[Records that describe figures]
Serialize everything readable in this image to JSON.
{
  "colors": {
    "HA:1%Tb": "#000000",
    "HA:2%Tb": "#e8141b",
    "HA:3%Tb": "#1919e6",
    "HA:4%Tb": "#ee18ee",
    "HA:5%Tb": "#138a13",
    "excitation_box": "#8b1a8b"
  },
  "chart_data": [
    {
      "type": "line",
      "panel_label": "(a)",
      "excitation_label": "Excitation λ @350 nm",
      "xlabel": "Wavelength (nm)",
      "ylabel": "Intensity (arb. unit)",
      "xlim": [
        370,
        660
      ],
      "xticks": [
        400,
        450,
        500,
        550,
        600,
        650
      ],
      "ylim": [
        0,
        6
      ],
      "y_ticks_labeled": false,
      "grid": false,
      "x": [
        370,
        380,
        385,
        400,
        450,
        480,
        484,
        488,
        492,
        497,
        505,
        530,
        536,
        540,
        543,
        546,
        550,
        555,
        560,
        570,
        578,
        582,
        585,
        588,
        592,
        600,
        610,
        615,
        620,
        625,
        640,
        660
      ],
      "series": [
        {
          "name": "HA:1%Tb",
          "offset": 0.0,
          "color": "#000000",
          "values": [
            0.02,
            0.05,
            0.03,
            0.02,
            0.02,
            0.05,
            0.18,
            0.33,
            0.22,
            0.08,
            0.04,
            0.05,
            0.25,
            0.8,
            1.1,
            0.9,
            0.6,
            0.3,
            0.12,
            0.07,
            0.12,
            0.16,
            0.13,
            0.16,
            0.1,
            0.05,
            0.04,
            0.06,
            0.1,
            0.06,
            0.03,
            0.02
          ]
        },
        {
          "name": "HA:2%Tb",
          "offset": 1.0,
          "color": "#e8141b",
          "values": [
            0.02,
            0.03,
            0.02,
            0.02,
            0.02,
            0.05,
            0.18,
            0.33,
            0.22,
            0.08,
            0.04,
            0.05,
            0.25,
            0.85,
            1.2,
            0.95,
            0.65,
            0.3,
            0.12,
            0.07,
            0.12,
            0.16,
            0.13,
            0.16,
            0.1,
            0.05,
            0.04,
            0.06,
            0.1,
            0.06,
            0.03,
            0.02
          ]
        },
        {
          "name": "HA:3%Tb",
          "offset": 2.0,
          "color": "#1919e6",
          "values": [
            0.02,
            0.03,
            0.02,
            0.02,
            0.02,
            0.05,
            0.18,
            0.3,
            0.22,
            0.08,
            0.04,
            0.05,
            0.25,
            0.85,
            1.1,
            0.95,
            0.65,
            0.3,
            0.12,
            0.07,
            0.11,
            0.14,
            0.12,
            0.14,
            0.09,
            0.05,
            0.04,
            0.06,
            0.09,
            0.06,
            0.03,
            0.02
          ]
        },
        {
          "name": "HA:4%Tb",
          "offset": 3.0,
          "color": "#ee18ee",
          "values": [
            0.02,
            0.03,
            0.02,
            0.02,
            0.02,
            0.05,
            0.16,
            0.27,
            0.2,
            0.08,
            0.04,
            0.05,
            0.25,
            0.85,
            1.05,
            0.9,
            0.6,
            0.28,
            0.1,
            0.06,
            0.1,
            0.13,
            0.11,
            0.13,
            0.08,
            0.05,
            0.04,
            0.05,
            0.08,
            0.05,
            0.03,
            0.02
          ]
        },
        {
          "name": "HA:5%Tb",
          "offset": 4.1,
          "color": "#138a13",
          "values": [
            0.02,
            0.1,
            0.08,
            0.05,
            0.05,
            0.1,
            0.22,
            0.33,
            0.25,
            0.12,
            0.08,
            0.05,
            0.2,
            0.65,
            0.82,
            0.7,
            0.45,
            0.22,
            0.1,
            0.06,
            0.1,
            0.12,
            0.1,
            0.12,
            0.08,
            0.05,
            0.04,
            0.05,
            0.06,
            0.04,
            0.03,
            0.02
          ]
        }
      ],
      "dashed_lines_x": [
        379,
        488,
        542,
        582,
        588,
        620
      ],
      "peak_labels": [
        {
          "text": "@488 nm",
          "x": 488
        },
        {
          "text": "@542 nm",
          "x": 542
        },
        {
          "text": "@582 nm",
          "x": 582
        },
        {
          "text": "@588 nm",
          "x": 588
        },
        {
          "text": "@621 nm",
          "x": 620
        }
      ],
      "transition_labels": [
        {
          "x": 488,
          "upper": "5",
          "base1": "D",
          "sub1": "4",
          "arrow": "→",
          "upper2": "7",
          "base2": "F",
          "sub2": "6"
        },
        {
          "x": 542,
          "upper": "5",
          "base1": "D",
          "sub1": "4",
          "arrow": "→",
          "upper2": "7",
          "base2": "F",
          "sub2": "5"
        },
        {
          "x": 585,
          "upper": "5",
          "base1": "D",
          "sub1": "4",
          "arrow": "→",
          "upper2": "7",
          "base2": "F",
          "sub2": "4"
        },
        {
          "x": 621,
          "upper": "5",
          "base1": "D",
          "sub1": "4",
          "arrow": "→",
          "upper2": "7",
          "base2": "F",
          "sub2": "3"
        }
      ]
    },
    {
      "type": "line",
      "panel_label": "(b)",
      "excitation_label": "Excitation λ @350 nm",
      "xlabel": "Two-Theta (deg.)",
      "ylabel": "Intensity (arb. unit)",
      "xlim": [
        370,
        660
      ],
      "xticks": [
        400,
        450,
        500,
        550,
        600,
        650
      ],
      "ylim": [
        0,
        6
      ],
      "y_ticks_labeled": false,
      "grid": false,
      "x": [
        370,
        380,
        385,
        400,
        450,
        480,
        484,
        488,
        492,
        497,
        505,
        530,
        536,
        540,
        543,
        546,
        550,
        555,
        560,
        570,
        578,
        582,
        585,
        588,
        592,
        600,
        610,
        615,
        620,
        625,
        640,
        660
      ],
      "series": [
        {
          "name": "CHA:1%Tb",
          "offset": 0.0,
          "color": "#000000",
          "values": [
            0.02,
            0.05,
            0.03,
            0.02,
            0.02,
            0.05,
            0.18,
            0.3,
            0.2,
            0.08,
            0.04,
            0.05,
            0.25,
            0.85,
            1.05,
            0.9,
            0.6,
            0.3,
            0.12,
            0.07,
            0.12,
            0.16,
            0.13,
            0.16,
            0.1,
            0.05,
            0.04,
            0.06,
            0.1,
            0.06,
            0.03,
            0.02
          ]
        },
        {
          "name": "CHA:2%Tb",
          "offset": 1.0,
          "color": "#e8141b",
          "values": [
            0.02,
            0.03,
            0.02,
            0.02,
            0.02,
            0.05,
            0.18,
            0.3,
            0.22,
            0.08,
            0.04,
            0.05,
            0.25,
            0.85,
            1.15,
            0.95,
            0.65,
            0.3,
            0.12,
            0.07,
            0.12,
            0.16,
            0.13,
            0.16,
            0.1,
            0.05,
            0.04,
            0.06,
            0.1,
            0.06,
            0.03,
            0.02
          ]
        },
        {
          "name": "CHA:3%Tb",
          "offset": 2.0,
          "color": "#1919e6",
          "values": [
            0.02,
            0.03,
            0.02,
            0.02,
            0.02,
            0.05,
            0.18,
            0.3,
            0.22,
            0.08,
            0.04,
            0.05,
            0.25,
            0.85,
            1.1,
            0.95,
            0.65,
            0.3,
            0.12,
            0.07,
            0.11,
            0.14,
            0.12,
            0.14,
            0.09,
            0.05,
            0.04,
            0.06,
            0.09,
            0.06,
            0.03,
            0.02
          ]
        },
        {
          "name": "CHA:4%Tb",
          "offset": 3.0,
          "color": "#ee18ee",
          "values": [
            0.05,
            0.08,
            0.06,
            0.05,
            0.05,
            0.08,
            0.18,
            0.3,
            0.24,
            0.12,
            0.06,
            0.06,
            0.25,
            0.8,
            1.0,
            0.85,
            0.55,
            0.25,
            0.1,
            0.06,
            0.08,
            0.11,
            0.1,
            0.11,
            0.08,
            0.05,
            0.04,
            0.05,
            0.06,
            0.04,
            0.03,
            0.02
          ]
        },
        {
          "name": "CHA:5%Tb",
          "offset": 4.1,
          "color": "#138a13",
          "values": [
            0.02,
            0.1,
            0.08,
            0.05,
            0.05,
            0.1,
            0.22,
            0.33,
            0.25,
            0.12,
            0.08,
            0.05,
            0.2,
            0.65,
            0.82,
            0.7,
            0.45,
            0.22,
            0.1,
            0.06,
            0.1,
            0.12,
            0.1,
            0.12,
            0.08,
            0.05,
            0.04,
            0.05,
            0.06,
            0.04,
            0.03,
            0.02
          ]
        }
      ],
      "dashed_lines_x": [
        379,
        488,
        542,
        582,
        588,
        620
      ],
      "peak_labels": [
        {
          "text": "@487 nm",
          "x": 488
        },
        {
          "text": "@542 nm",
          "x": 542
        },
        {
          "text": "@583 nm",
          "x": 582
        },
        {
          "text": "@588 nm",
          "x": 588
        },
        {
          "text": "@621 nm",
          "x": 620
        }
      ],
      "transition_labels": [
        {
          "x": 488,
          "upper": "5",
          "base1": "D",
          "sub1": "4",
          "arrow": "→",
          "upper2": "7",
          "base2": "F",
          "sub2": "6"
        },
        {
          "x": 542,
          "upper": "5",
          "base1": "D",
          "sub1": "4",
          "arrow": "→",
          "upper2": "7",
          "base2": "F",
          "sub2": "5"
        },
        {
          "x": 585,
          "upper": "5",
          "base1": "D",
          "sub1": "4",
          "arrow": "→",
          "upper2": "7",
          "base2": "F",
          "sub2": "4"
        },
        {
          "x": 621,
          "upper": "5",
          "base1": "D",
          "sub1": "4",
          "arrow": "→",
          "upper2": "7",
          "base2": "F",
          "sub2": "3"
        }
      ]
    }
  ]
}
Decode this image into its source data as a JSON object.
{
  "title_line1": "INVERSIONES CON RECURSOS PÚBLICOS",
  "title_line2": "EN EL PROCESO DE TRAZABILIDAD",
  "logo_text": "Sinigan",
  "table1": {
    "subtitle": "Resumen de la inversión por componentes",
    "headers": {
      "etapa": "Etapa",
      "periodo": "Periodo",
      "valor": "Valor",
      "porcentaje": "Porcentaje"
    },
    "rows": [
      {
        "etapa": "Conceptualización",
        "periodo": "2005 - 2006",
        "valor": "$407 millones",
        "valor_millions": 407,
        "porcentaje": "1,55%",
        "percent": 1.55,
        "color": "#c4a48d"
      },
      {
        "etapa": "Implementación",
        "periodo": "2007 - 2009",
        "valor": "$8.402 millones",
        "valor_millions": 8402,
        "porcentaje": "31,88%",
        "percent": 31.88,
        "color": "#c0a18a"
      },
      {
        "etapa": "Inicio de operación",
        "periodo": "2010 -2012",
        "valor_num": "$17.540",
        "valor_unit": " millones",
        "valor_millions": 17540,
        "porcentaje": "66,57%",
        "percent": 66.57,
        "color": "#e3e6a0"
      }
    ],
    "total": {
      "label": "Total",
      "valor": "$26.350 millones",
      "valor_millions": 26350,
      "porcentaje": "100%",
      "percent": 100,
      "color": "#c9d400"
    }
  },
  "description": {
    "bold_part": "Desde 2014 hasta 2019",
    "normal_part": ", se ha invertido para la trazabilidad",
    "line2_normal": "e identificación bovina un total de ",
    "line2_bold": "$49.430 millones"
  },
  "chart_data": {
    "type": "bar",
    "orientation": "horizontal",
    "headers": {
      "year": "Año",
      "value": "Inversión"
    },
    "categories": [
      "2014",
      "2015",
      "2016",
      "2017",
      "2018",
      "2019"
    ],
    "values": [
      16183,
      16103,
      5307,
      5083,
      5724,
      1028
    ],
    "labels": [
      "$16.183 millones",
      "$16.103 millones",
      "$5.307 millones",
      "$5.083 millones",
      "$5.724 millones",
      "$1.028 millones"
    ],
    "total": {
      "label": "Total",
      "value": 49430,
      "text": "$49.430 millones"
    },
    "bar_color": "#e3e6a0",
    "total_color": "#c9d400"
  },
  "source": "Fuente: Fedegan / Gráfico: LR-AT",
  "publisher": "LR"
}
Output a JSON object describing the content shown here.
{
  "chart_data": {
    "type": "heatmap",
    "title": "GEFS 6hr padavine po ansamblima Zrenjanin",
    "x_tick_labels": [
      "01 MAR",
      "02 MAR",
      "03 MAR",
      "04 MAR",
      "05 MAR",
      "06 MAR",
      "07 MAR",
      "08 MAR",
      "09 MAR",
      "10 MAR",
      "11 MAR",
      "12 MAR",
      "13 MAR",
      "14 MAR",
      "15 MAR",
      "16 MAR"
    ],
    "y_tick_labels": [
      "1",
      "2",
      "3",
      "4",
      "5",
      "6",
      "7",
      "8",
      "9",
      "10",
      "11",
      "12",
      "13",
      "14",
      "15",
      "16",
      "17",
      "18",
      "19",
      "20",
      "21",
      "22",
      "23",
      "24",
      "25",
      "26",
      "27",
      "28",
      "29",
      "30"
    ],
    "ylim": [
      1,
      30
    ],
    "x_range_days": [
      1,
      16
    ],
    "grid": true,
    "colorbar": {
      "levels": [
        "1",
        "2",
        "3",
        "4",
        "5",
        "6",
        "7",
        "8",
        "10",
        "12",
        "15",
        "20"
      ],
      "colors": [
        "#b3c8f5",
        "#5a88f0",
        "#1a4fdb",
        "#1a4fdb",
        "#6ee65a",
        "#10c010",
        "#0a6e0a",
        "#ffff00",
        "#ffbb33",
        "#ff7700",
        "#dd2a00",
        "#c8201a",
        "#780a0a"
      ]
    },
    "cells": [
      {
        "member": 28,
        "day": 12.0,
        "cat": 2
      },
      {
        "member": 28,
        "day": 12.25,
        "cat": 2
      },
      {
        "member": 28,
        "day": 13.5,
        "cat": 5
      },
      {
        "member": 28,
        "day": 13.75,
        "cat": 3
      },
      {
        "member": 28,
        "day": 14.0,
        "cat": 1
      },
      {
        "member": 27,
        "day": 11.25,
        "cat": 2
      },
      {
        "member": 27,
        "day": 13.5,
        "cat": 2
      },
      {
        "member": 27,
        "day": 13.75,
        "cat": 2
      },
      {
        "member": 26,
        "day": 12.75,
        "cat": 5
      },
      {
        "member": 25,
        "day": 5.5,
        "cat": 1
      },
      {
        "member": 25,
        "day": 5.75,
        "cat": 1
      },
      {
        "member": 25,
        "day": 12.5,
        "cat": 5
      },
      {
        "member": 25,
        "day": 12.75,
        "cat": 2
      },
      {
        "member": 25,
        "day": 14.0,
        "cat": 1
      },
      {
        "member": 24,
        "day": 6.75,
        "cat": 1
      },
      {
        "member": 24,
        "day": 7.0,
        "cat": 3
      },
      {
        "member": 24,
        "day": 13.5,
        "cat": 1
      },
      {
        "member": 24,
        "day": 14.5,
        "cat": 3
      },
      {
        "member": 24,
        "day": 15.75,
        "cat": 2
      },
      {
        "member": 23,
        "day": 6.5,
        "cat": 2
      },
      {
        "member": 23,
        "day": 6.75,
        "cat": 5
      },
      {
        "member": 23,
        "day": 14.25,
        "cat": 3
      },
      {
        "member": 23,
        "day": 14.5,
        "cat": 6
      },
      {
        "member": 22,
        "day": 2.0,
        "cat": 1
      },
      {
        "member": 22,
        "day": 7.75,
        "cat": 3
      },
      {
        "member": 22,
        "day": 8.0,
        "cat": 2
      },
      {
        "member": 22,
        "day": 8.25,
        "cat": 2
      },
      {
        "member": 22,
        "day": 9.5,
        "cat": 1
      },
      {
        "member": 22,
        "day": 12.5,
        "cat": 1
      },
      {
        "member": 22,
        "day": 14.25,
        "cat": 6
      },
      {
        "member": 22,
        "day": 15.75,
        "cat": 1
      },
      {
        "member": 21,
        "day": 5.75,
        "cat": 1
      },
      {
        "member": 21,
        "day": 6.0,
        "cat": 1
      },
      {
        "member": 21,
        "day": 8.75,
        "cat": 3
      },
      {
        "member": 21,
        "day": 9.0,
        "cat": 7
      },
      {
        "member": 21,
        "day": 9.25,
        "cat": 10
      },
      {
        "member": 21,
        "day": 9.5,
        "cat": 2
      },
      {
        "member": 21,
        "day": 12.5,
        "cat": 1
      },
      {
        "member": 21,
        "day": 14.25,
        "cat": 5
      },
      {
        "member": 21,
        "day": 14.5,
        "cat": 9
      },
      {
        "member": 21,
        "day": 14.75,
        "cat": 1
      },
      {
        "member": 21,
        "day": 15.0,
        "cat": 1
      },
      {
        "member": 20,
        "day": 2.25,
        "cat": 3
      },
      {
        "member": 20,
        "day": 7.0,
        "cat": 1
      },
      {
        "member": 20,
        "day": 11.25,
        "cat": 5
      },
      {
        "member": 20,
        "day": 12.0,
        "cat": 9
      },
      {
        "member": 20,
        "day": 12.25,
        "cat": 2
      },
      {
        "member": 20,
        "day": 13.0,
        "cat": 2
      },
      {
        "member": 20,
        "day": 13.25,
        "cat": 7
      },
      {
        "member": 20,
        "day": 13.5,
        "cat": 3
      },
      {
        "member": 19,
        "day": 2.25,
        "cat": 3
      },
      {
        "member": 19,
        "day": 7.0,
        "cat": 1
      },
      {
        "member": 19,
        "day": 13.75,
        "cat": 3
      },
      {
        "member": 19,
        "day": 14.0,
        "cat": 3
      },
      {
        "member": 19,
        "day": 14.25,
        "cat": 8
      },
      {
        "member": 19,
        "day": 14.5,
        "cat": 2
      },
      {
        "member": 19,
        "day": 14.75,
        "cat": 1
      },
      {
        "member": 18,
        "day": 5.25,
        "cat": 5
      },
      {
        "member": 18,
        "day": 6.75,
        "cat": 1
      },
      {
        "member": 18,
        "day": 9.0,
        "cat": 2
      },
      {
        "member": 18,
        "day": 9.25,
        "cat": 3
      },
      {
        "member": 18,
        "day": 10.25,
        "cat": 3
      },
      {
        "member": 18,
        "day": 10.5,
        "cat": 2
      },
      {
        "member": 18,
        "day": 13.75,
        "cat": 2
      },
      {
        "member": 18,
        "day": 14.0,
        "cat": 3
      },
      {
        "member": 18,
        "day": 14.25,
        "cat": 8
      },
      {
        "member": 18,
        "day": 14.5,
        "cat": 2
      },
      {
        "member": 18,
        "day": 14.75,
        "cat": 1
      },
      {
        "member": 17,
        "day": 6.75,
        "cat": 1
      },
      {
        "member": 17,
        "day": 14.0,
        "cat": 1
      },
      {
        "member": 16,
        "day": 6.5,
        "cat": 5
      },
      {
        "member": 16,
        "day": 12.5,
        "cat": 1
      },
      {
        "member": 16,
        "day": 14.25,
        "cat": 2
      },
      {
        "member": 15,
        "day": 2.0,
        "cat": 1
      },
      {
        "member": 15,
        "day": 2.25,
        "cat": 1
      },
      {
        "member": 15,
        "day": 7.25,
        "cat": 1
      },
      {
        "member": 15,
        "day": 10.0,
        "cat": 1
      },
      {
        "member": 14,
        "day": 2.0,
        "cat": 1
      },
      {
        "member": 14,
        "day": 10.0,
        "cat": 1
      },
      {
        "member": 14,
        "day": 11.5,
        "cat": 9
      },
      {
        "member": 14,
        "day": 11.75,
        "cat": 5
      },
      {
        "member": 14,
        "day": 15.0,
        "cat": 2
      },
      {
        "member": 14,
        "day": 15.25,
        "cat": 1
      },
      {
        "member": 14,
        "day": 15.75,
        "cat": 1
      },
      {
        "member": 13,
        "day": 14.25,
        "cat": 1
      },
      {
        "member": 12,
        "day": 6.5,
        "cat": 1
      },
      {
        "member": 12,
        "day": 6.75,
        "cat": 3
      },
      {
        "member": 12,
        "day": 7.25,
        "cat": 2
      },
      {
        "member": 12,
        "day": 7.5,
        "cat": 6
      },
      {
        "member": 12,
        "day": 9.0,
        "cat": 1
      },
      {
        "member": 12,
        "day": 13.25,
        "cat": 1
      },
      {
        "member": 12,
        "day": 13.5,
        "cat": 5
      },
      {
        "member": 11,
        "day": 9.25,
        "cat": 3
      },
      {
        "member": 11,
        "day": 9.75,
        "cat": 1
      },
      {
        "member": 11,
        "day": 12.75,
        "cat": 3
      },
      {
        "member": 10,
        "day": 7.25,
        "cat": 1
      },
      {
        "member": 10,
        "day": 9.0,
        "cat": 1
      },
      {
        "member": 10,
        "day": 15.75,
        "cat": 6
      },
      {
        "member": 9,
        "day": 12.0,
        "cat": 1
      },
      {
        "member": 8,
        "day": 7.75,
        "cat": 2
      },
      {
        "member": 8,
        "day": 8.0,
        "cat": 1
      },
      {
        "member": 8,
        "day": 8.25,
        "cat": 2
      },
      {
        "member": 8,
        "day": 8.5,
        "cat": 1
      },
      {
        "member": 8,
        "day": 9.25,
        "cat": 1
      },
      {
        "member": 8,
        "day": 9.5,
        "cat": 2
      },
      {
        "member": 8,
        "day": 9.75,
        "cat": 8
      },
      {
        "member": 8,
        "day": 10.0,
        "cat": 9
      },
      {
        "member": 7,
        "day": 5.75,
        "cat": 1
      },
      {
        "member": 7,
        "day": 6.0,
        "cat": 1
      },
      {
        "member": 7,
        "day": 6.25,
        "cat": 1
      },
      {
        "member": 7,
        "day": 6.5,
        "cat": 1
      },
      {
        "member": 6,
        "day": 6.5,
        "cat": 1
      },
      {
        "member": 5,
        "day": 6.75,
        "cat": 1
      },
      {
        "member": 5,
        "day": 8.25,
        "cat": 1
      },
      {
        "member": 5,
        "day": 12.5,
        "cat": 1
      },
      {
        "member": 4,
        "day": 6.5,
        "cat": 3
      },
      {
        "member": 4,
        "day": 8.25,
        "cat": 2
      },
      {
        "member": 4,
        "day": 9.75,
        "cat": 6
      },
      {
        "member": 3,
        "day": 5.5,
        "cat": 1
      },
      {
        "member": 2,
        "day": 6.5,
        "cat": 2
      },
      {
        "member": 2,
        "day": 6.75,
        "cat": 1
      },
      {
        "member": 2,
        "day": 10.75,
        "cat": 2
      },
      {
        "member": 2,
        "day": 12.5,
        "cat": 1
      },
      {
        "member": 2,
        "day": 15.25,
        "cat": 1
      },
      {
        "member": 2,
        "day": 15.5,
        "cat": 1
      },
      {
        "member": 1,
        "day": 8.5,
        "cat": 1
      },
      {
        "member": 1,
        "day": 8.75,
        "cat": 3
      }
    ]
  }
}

• Given problem
Pull out every line in the data above that has the word "etapa".

• Expected answer
      "etapa": "Etapa",
        "etapa": "Conceptualización",
        "etapa": "Implementación",
        "etapa": "Inicio de operación",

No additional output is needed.